• [WORK TO COMPLETE]: Exactly reproduce the lines that follow.

(Records from a data collection)
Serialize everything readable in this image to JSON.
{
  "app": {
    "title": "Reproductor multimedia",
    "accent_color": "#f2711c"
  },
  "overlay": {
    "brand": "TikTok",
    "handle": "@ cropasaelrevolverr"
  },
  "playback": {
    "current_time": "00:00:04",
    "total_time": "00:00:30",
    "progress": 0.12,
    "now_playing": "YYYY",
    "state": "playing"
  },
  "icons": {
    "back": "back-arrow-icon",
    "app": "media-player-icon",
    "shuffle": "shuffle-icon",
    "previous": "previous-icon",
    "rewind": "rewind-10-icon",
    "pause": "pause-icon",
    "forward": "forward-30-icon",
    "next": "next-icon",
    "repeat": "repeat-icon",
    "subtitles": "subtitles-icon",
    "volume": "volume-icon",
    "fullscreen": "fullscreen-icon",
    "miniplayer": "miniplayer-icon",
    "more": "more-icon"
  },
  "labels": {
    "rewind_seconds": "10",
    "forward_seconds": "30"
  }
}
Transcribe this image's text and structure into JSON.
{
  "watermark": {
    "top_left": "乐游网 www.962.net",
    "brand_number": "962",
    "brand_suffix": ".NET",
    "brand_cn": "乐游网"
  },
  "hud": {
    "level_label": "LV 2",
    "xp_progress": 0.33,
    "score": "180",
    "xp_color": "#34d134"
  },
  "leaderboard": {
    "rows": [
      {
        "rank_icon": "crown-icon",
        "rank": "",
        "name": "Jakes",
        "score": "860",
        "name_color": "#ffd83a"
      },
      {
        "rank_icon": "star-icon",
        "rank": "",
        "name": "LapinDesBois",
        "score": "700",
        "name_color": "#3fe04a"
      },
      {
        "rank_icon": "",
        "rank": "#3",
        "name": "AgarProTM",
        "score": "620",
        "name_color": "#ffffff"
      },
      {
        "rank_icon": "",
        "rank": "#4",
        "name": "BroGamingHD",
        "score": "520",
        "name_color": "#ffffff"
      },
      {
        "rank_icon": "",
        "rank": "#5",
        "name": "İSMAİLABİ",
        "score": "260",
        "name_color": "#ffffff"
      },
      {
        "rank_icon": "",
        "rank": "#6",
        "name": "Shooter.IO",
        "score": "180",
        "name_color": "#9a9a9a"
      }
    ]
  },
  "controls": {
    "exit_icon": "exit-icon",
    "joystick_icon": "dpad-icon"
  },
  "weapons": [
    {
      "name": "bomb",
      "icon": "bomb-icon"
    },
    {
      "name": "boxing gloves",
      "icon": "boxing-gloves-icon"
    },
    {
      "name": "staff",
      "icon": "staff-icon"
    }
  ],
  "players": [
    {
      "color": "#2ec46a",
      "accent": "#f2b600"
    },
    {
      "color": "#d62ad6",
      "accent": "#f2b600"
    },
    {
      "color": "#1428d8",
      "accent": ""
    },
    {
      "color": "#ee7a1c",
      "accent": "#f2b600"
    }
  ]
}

• [EXERCISE OUTPUT]:
Serialize everything readable in this image to JSON.
{
  "app": {
    "title": "Reproductor multimedia",
    "accent_color": "#f2711c"
  },
  "overlay": {
    "brand": "TikTok",
    "handle": "@ cropasaelrevolverr"
  },
  "playback": {
    "current_time": "00:00:04",
    "total_time": "00:00:30",
    "progress": 0.12,
    "now_playing": "YYYY",
    "state": "playing"
  },
  "icons": {
    "back": "back-arrow-icon",
    "app": "media-player-icon",
    "shuffle": "shuffle-icon",
    "previous": "previous-icon",
    "rewind": "rewind-10-icon",
    "pause": "pause-icon",
    "forward": "forward-30-icon",
    "next": "next-icon",
    "repeat": "repeat-icon",
    "subtitles": "subtitles-icon",
    "volume": "volume-icon",
    "fullscreen": "fullscreen-icon",
    "miniplayer": "miniplayer-icon",
    "more": "more-icon"
  },
  "labels": {
    "rewind_seconds": "10",
    "forward_seconds": "30"
  }
}
Transcribe this image's text and structure into JSON.
{
  "watermark": {
    "top_left": "乐游网 www.962.net",
    "brand_number": "962",
    "brand_suffix": ".NET",
    "brand_cn": "乐游网"
  },
  "hud": {
    "level_label": "LV 2",
    "xp_progress": 0.33,
    "score": "180",
    "xp_color": "#34d134"
  },
  "leaderboard": {
    "rows": [
      {
        "rank_icon": "crown-icon",
        "rank": "",
        "name": "Jakes",
        "score": "860",
        "name_color": "#ffd83a"
      },
      {
        "rank_icon": "star-icon",
        "rank": "",
        "name": "LapinDesBois",
        "score": "700",
        "name_color": "#3fe04a"
      },
      {
        "rank_icon": "",
        "rank": "#3",
        "name": "AgarProTM",
        "score": "620",
        "name_color": "#ffffff"
      },
      {
        "rank_icon": "",
        "rank": "#4",
        "name": "BroGamingHD",
        "score": "520",
        "name_color": "#ffffff"
      },
      {
        "rank_icon": "",
        "rank": "#5",
        "name": "İSMAİLABİ",
        "score": "260",
        "name_color": "#ffffff"
      },
      {
        "rank_icon": "",
        "rank": "#6",
        "name": "Shooter.IO",
        "score": "180",
        "name_color": "#9a9a9a"
      }
    ]
  },
  "controls": {
    "exit_icon": "exit-icon",
    "joystick_icon": "dpad-icon"
  },
  "weapons": [
    {
      "name": "bomb",
      "icon": "bomb-icon"
    },
    {
      "name": "boxing gloves",
      "icon": "boxing-gloves-icon"
    },
    {
      "name": "staff",
      "icon": "staff-icon"
    }
  ],
  "players": [
    {
      "color": "#2ec46a",
      "accent": "#f2b600"
    },
    {
      "color": "#d62ad6",
      "accent": "#f2b600"
    },
    {
      "color": "#1428d8",
      "accent": ""
    },
    {
      "color": "#ee7a1c",
      "accent": "#f2b600"
    }
  ]
}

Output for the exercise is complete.